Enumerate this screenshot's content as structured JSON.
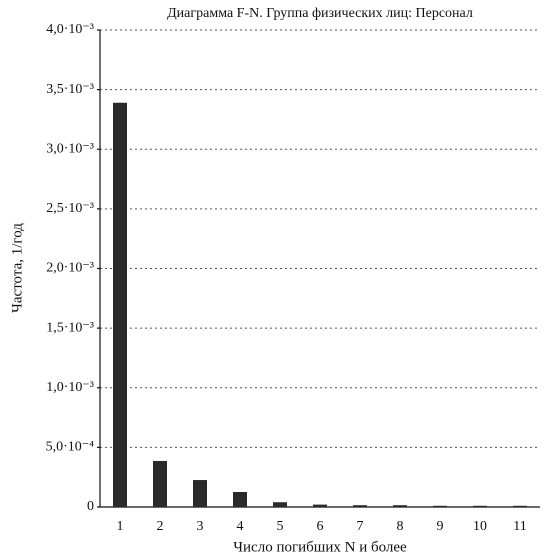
{
  "chart_data": {
    "type": "bar",
    "title": "Диаграмма F-N. Группа физических лиц: Персонал",
    "x_label": "Число погибших N и более",
    "y_label": "Частота, 1/год",
    "categories": [
      "1",
      "2",
      "3",
      "4",
      "5",
      "6",
      "7",
      "8",
      "9",
      "10",
      "11"
    ],
    "values": [
      0.00339,
      0.000386,
      0.000226,
      0.000126,
      4e-05,
      2e-05,
      1.5e-05,
      1.5e-05,
      1e-05,
      1e-05,
      1e-05
    ],
    "color": "#2a2a2a",
    "ylim": [
      0,
      0.004
    ],
    "yticks": [
      0,
      {
        "value": 0.0005,
        "label": "5,0·10⁻⁴"
      },
      {
        "value": 0.001,
        "label": "1,0·10⁻³"
      },
      {
        "value": 0.0015,
        "label": "1,5·10⁻³"
      },
      {
        "value": 0.002,
        "label": "2,0·10⁻³"
      },
      {
        "value": 0.0025,
        "label": "2,5·10⁻³"
      },
      {
        "value": 0.003,
        "label": "3,0·10⁻³"
      },
      {
        "value": 0.0035,
        "label": "3,5·10⁻³"
      },
      {
        "value": 0.004,
        "label": "4,0·10⁻³"
      }
    ],
    "grid": true
  }
}
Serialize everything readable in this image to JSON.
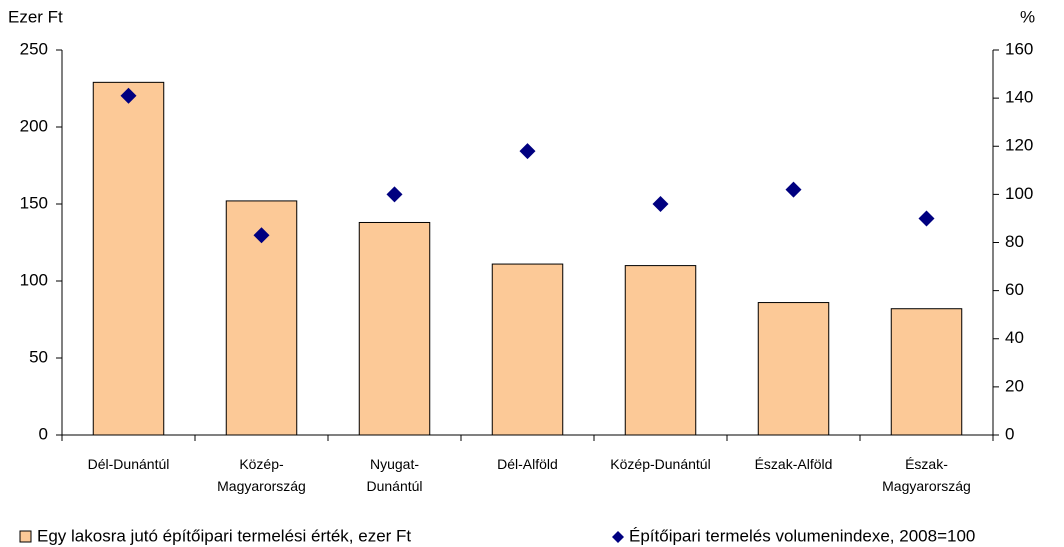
{
  "chart_data": {
    "type": "bar",
    "y_label": "Ezer Ft",
    "y2_label": "%",
    "categories": [
      "Dél-Dunántúl",
      "Közép-\nMagyarország",
      "Nyugat-\nDunántúl",
      "Dél-Alföld",
      "Közép-Dunántúl",
      "Észak-Alföld",
      "Észak-\nMagyarország"
    ],
    "series": [
      {
        "name": "Egy lakosra jutó építőipari termelési érték, ezer Ft",
        "type": "bar",
        "color": "#fcc997",
        "values": [
          229,
          152,
          138,
          111,
          110,
          86,
          82
        ]
      },
      {
        "name": "Építőipari termelés volumenindexe, 2008=100",
        "type": "scatter",
        "axis": "y2",
        "color": "#000080",
        "values": [
          141,
          83,
          100,
          118,
          96,
          102,
          90
        ]
      }
    ],
    "ylim": [
      0,
      250
    ],
    "yticks": [
      0,
      50,
      100,
      150,
      200,
      250
    ],
    "y2lim": [
      0,
      160
    ],
    "y2ticks": [
      0,
      20,
      40,
      60,
      80,
      100,
      120,
      140,
      160
    ],
    "legend": "bottom"
  }
}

* THE REQUEST: Check each line of the records above for the string "this", and report every line that has it.

* WRITTEN RESPONSE:
Enumerate this screenshot's content as structured JSON.
Serialize everything readable in this image to JSON.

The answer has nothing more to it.